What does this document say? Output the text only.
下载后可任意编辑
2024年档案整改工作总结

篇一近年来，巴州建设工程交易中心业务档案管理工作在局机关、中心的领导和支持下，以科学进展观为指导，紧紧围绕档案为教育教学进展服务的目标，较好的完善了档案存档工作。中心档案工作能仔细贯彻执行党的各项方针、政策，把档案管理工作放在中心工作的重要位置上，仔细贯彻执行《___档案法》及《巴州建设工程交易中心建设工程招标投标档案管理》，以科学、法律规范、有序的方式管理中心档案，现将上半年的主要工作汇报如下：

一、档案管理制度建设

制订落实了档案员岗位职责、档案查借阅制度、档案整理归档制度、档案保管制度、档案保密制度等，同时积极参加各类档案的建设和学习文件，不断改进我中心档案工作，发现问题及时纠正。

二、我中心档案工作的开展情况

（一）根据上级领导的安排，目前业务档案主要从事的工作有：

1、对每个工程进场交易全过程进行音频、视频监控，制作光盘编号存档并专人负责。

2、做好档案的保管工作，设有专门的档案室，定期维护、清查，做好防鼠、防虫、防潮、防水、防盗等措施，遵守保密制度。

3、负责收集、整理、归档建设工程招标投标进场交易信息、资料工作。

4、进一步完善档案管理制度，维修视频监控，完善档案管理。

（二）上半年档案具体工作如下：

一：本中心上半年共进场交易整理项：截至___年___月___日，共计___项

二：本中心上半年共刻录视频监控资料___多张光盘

▶ **INSTRUCTIONS TO FOLLOW**:
Every line of the records above needs to be given again exactly.

▶ **OUTPUT FOR THIS EXERCISE**:
What does this document say? Output the text only.
下载后可任意编辑
2024年档案整改工作总结

篇一近年来，巴州建设工程交易中心业务档案管理工作在局机关、中心的领导和支持下，以科学进展观为指导，紧紧围绕档案为教育教学进展服务的目标，较好的完善了档案存档工作。中心档案工作能仔细贯彻执行党的各项方针、政策，把档案管理工作放在中心工作的重要位置上，仔细贯彻执行《___档案法》及《巴州建设工程交易中心建设工程招标投标档案管理》，以科学、法律规范、有序的方式管理中心档案，现将上半年的主要工作汇报如下：

一、档案管理制度建设

制订落实了档案员岗位职责、档案查借阅制度、档案整理归档制度、档案保管制度、档案保密制度等，同时积极参加各类档案的建设和学习文件，不断改进我中心档案工作，发现问题及时纠正。

二、我中心档案工作的开展情况

（一）根据上级领导的安排，目前业务档案主要从事的工作有：

1、对每个工程进场交易全过程进行音频、视频监控，制作光盘编号存档并专人负责。

2、做好档案的保管工作，设有专门的档案室，定期维护、清查，做好防鼠、防虫、防潮、防水、防盗等措施，遵守保密制度。

3、负责收集、整理、归档建设工程招标投标进场交易信息、资料工作。

4、进一步完善档案管理制度，维修视频监控，完善档案管理。

（二）上半年档案具体工作如下：

一：本中心上半年共进场交易整理项：截至___年___月___日，共计___项

二：本中心上半年共刻录视频监控资料___多张光盘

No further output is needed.